EXTRACTED DATA ▸
▬▬▬▬▬▬▬▬▬▬

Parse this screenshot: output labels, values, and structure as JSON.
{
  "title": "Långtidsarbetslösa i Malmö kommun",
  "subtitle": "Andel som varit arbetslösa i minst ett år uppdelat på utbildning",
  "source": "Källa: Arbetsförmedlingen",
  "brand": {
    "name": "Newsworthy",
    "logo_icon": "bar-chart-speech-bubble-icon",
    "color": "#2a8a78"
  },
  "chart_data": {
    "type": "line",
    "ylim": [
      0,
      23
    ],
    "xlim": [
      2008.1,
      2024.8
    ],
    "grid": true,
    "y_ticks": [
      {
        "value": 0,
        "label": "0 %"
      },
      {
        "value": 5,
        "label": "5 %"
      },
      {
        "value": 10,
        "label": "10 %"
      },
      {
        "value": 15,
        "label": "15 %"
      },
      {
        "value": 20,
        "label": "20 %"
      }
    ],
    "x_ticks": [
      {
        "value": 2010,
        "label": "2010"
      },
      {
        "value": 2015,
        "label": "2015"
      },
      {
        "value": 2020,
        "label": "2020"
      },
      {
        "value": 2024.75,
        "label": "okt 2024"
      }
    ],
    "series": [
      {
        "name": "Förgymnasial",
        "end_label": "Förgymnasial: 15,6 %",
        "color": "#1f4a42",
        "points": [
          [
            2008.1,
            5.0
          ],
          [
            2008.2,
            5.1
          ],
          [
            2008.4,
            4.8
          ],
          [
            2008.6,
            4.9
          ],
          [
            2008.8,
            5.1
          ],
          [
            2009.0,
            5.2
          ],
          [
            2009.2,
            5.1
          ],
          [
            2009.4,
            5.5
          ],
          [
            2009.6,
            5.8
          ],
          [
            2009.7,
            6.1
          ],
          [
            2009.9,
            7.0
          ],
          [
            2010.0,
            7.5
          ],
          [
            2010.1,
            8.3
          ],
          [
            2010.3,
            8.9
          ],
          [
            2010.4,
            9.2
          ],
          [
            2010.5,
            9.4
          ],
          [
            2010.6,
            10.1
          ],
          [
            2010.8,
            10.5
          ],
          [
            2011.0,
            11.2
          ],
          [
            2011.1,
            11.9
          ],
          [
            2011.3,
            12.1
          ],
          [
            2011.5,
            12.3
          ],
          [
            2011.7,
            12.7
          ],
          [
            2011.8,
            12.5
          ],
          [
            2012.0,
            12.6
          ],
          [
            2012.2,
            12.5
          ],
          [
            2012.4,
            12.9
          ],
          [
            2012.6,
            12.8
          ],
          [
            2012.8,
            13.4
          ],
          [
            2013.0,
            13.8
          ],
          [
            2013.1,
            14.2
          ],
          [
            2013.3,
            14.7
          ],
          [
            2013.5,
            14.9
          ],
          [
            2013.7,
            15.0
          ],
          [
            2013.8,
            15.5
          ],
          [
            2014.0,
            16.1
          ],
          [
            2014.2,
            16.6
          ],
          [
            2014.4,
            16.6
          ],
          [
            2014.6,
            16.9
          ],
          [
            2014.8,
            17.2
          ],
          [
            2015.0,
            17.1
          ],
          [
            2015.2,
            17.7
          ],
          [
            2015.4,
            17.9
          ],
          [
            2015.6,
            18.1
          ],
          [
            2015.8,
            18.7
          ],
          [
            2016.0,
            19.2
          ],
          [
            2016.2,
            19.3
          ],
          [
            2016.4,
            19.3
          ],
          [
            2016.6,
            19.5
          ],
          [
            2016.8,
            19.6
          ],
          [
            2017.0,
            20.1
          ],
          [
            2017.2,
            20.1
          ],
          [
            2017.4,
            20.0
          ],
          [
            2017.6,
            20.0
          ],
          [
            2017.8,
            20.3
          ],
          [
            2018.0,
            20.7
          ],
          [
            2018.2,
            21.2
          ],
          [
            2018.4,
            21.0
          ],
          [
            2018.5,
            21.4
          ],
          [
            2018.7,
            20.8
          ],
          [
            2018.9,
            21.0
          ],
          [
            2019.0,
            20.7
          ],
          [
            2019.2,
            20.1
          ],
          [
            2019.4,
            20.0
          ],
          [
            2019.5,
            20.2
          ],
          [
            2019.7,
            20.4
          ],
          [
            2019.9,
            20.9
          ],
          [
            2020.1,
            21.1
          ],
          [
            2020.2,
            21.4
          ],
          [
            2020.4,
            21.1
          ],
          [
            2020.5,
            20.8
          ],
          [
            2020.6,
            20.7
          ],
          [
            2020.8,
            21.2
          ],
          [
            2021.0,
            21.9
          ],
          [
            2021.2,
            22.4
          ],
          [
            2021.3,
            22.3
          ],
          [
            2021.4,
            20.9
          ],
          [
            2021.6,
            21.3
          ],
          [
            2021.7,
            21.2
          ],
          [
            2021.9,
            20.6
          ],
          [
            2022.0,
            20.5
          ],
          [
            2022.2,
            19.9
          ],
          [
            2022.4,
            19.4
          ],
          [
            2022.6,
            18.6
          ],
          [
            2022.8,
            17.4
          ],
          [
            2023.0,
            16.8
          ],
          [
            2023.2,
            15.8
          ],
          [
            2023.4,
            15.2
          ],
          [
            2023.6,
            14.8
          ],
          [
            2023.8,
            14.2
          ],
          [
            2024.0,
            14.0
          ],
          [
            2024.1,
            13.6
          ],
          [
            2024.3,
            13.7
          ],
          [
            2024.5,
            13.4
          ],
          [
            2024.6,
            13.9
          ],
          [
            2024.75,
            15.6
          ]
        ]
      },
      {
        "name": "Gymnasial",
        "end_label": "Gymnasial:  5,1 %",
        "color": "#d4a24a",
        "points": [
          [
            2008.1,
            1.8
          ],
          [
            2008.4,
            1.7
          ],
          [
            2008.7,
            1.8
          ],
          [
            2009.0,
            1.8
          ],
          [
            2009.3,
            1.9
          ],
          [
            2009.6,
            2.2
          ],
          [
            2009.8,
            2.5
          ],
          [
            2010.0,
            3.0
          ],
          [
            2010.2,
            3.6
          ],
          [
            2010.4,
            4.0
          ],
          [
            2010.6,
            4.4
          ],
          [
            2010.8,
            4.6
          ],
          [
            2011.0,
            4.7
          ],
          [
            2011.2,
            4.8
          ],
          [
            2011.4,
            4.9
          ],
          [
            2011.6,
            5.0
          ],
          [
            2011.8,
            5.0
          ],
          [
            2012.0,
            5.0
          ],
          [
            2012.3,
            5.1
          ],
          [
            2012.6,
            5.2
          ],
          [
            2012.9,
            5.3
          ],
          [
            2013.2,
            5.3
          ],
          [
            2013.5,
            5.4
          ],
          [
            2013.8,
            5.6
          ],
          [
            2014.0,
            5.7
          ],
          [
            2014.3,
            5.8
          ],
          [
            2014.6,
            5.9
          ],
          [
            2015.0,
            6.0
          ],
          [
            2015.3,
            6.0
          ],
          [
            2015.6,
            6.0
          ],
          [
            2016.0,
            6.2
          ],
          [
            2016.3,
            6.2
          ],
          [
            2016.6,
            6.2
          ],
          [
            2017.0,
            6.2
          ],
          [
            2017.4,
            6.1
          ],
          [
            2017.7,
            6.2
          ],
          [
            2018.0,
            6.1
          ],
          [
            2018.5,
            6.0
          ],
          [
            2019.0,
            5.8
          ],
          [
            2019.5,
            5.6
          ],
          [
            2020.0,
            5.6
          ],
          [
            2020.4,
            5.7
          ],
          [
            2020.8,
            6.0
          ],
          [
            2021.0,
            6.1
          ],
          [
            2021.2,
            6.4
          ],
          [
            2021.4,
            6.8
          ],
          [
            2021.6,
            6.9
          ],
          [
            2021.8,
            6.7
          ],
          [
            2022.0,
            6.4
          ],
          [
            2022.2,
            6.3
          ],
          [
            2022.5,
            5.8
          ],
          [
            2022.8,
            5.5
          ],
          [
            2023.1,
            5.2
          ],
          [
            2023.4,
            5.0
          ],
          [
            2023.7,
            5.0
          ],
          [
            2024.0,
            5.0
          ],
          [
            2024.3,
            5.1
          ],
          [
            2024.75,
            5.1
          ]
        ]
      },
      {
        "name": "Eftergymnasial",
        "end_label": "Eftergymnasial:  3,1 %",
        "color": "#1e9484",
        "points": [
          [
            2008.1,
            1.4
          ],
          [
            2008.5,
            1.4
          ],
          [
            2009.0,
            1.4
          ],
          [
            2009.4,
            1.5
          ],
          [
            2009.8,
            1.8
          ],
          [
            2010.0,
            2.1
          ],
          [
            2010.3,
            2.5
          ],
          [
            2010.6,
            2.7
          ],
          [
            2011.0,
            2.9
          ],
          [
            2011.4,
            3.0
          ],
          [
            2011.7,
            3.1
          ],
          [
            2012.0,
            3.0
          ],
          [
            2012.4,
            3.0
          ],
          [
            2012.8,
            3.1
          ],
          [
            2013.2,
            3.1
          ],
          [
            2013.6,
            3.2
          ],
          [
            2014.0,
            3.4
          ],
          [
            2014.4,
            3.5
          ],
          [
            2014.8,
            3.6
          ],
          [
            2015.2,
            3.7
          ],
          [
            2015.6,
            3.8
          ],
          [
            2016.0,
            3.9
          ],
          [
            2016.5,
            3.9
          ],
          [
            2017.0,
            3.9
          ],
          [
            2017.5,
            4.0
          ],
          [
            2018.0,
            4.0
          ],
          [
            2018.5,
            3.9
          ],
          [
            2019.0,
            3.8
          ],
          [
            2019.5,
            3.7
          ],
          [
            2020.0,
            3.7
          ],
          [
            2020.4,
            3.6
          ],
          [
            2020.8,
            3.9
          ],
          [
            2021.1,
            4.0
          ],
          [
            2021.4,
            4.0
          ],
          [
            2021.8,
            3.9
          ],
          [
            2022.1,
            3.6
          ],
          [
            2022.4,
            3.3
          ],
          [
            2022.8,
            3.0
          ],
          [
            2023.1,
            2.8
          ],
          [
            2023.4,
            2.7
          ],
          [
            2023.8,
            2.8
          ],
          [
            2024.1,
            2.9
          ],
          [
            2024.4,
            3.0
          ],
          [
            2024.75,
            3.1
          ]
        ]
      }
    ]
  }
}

▬▬▬▬▬▬▬▬▬▬

EXERCISE OBJECTIVE ▸
Return every line in the listing that contains the word "color".

THE RESPONSE ▸
    "color": "#2a8a78"
        "color": "#1f4a42",
        "color": "#d4a24a",
        "color": "#1e9484",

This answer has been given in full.